● **Instructions for the task**
Copy the data exactly as it appears, and do not include any pictures.

──────── Data provided

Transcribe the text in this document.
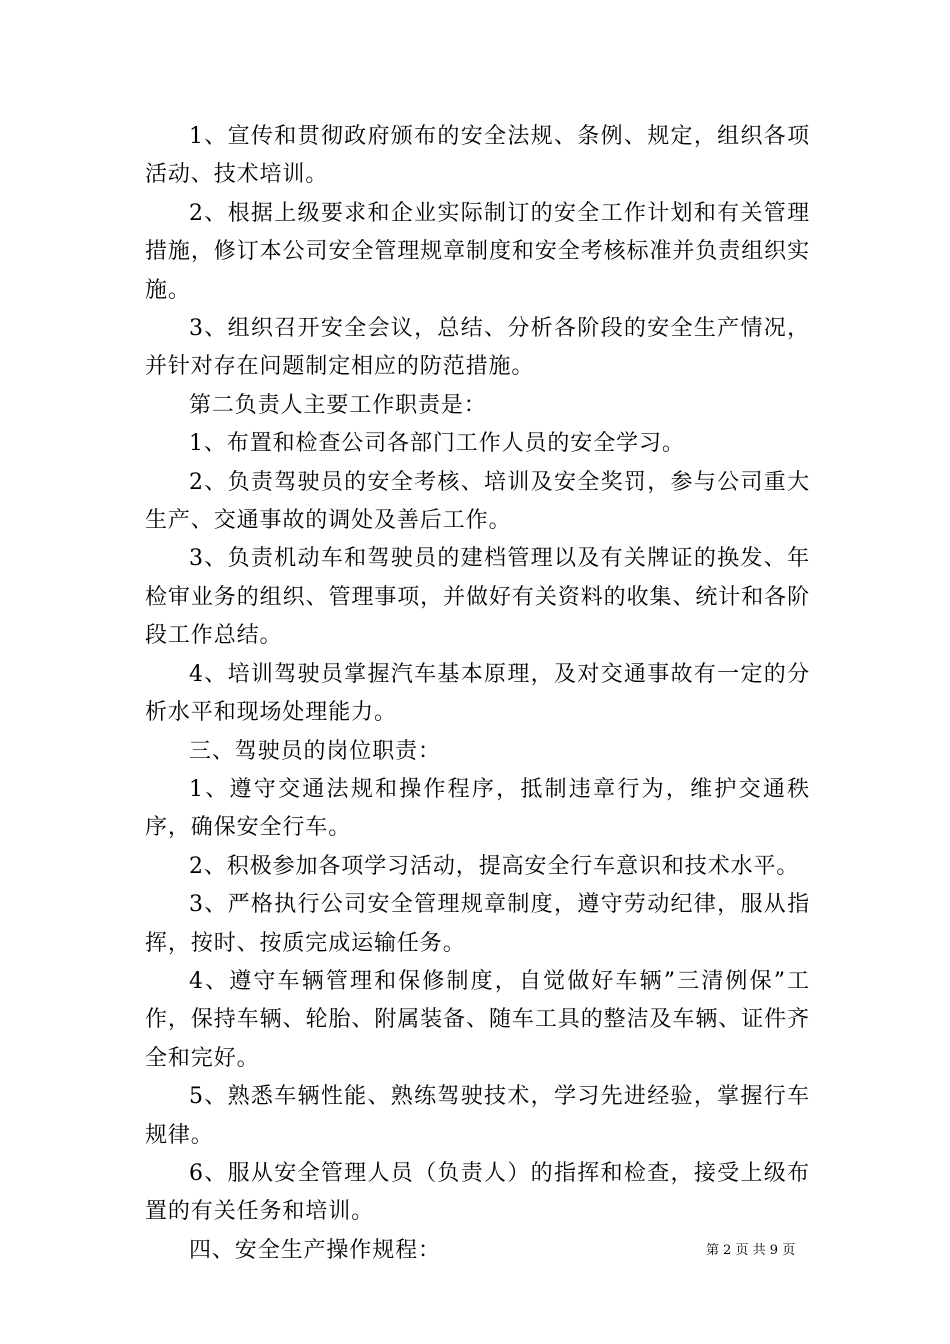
1、宣传和贯彻政府颁布的安全法规、条例、规定，组织各项活动、技术培训。

2、根据上级要求和企业实际制订的安全工作计划和有关管理措施，修订本公司安全管理规章制度和安全考核标准并负责组织实施。

3、组织召开安全会议，总结、分析各阶段的安全生产情况，并针对存在问题制定相应的防范措施。

第二负责人主要工作职责是：

1、布置和检查公司各部门工作人员的安全学习。

2、负责驾驶员的安全考核、培训及安全奖罚，参与公司重大生产、交通事故的调处及善后工作。

3、负责机动车和驾驶员的建档管理以及有关牌证的换发、年检审业务的组织、管理事项，并做好有关资料的收集、统计和各阶段工作总结。

4、培训驾驶员掌握汽车基本原理，及对交通事故有一定的分析水平和现场处理能力。

三、驾驶员的岗位职责：

1、遵守交通法规和操作程序，抵制违章行为，维护交通秩序，确保安全行车。

2、积极参加各项学习活动，提高安全行车意识和技术水平。

3、严格执行公司安全管理规章制度，遵守劳动纪律，服从指挥，按时、按质完成运输任务。

4、遵守车辆管理和保修制度，自觉做好车辆”三清例保”工作，保持车辆、轮胎、附属装备、随车工具的整洁及车辆、证件齐全和完好。

5、熟悉车辆性能、熟练驾驶技术，学习先进经验，掌握行车规律。

6、服从安全管理人员（负责人）的指挥和检查，接受上级布置的有关任务和培训。

四、安全生产操作规程：	第 2 页 共 9 页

────────────────

● **Answer in full**
Transcribe the text in this document.
1、宣传和贯彻政府颁布的安全法规、条例、规定，组织各项活动、技术培训。

2、根据上级要求和企业实际制订的安全工作计划和有关管理措施，修订本公司安全管理规章制度和安全考核标准并负责组织实施。

3、组织召开安全会议，总结、分析各阶段的安全生产情况，并针对存在问题制定相应的防范措施。

第二负责人主要工作职责是：

1、布置和检查公司各部门工作人员的安全学习。

2、负责驾驶员的安全考核、培训及安全奖罚，参与公司重大生产、交通事故的调处及善后工作。

3、负责机动车和驾驶员的建档管理以及有关牌证的换发、年检审业务的组织、管理事项，并做好有关资料的收集、统计和各阶段工作总结。

4、培训驾驶员掌握汽车基本原理，及对交通事故有一定的分析水平和现场处理能力。

三、驾驶员的岗位职责：

1、遵守交通法规和操作程序，抵制违章行为，维护交通秩序，确保安全行车。

2、积极参加各项学习活动，提高安全行车意识和技术水平。

3、严格执行公司安全管理规章制度，遵守劳动纪律，服从指挥，按时、按质完成运输任务。

4、遵守车辆管理和保修制度，自觉做好车辆”三清例保”工作，保持车辆、轮胎、附属装备、随车工具的整洁及车辆、证件齐全和完好。

5、熟悉车辆性能、熟练驾驶技术，学习先进经验，掌握行车规律。

6、服从安全管理人员（负责人）的指挥和检查，接受上级布置的有关任务和培训。

四、安全生产操作规程：	第 2 页 共 9 页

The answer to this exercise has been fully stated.